**WORK TO BE COMPLETED:** Scan the lines below for "输入功率"; report the number of lines that contain it, and only that.

---------- RECORD LIST

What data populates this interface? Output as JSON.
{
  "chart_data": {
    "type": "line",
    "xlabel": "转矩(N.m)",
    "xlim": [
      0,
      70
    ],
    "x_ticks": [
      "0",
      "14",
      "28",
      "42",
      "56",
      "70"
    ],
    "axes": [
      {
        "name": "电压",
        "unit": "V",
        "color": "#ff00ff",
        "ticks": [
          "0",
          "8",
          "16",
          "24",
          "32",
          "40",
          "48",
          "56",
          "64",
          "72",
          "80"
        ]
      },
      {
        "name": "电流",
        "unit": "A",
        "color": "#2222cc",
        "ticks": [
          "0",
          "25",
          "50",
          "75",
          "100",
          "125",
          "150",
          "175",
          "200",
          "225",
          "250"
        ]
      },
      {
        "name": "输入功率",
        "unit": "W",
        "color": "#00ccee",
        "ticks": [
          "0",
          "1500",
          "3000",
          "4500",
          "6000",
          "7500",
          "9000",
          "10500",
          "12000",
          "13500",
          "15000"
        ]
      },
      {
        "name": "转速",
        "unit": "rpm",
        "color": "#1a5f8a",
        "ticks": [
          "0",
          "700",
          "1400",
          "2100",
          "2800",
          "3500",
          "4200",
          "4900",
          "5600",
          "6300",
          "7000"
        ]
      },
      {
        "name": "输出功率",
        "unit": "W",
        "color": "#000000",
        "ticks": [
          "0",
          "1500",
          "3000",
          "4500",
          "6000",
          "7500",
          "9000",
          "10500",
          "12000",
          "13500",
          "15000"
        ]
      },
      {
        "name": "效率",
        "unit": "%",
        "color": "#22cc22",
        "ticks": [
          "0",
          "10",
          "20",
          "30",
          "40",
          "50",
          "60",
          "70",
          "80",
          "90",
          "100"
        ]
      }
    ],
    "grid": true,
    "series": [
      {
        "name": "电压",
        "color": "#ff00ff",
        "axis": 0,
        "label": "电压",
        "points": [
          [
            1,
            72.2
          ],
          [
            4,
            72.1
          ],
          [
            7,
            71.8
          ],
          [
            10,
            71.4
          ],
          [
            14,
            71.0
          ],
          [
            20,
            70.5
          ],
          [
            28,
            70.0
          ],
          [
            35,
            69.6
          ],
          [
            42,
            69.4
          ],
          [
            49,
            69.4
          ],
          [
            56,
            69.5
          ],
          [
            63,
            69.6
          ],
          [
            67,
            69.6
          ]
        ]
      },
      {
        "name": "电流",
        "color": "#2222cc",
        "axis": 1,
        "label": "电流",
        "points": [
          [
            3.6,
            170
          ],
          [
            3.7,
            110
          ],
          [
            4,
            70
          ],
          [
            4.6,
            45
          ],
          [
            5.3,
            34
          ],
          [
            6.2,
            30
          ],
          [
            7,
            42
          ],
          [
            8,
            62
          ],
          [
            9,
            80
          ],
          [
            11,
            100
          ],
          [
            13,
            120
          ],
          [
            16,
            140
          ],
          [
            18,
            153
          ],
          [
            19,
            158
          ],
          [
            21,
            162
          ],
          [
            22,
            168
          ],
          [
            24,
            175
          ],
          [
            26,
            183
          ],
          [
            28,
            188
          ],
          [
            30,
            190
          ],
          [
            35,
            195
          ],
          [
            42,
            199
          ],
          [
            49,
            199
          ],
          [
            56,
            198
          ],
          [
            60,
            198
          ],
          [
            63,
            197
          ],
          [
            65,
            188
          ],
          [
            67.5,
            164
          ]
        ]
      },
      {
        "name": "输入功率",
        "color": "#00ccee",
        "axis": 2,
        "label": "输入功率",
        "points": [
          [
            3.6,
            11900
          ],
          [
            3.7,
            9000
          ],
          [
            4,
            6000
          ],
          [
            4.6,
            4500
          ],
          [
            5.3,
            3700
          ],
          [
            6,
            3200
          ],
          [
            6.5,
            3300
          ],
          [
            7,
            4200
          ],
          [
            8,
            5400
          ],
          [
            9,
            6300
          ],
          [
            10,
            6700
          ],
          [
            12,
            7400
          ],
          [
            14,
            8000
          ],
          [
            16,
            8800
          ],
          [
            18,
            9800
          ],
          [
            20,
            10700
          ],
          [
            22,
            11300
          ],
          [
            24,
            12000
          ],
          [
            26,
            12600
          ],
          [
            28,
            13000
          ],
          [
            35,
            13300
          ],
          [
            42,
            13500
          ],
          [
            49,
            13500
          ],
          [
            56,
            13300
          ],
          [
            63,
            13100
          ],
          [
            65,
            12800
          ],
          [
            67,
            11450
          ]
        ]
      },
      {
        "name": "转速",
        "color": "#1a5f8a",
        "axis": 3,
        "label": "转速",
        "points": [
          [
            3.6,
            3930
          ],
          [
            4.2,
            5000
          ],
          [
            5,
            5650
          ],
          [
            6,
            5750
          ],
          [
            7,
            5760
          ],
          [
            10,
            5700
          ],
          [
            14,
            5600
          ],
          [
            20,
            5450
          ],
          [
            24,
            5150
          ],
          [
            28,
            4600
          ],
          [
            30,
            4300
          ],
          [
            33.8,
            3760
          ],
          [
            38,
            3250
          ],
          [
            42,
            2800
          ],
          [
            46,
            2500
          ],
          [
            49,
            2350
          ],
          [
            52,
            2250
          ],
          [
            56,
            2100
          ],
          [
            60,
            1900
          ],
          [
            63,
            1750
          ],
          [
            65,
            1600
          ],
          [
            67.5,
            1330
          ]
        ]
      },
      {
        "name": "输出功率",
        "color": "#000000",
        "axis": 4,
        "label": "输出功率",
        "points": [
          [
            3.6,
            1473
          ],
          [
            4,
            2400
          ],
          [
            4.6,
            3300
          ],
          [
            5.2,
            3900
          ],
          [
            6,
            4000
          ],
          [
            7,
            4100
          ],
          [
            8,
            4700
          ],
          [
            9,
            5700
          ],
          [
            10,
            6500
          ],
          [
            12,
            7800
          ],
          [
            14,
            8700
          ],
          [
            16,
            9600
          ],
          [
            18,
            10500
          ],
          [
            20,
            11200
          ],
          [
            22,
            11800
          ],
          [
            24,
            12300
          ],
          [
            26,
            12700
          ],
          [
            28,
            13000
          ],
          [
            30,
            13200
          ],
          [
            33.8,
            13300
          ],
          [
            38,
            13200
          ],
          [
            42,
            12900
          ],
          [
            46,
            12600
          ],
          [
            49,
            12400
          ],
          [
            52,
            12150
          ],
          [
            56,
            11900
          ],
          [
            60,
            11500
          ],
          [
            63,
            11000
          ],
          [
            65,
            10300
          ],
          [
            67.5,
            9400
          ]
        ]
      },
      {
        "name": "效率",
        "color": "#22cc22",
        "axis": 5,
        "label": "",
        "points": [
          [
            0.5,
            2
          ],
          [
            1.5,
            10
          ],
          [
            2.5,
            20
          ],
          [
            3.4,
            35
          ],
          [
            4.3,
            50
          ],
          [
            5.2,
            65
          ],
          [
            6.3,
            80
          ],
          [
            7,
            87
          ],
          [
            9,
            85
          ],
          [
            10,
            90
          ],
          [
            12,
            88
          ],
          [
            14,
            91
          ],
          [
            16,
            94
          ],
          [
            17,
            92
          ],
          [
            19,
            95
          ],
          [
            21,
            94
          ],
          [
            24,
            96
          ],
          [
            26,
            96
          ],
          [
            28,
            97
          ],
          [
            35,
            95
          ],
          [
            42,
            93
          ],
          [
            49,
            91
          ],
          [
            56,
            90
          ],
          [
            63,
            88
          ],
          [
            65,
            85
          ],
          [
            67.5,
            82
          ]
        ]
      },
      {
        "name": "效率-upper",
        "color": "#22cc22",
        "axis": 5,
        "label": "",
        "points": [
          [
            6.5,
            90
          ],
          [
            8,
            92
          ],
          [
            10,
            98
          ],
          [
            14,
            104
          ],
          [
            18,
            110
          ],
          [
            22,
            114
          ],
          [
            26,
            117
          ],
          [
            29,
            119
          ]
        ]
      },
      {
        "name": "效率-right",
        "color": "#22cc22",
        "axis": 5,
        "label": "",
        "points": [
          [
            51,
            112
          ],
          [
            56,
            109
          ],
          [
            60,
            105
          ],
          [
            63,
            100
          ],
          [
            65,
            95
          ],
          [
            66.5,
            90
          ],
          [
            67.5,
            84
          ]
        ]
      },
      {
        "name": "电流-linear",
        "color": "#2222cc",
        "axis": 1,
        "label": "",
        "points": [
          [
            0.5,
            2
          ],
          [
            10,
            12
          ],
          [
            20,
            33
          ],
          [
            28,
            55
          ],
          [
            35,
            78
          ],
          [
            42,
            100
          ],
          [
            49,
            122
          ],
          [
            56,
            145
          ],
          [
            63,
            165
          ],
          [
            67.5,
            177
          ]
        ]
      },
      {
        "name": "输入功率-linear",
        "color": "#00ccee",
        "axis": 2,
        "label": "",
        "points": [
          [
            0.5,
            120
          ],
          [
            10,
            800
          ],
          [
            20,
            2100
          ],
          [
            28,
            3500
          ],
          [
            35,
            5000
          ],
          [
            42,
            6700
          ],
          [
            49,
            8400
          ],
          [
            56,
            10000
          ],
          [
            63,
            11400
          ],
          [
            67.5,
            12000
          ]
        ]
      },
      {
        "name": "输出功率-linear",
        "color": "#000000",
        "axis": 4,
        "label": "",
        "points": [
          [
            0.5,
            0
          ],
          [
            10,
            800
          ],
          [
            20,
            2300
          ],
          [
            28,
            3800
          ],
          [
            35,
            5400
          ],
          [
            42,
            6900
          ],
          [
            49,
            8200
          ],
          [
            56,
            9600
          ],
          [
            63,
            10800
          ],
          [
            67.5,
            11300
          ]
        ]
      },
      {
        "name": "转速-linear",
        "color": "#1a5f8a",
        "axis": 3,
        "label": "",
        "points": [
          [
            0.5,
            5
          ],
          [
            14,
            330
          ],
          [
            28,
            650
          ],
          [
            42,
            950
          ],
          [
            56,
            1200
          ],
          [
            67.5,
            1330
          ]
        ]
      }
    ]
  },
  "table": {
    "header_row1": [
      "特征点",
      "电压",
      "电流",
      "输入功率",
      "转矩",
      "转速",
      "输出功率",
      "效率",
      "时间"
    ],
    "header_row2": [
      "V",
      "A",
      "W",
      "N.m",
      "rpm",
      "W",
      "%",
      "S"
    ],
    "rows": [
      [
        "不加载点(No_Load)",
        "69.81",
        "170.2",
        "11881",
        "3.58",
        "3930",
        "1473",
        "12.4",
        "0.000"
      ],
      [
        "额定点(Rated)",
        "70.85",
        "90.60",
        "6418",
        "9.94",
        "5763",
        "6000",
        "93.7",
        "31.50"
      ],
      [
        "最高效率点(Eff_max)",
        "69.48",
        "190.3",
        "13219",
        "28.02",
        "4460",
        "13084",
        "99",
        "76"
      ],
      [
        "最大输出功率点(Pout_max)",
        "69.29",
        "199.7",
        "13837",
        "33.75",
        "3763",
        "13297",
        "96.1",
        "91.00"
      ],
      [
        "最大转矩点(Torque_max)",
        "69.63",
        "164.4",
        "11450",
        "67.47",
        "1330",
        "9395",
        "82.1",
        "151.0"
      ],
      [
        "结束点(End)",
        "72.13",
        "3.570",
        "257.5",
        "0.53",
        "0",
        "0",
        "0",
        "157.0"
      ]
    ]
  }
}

--------------------

**EXERCISE RESPONSE:** 5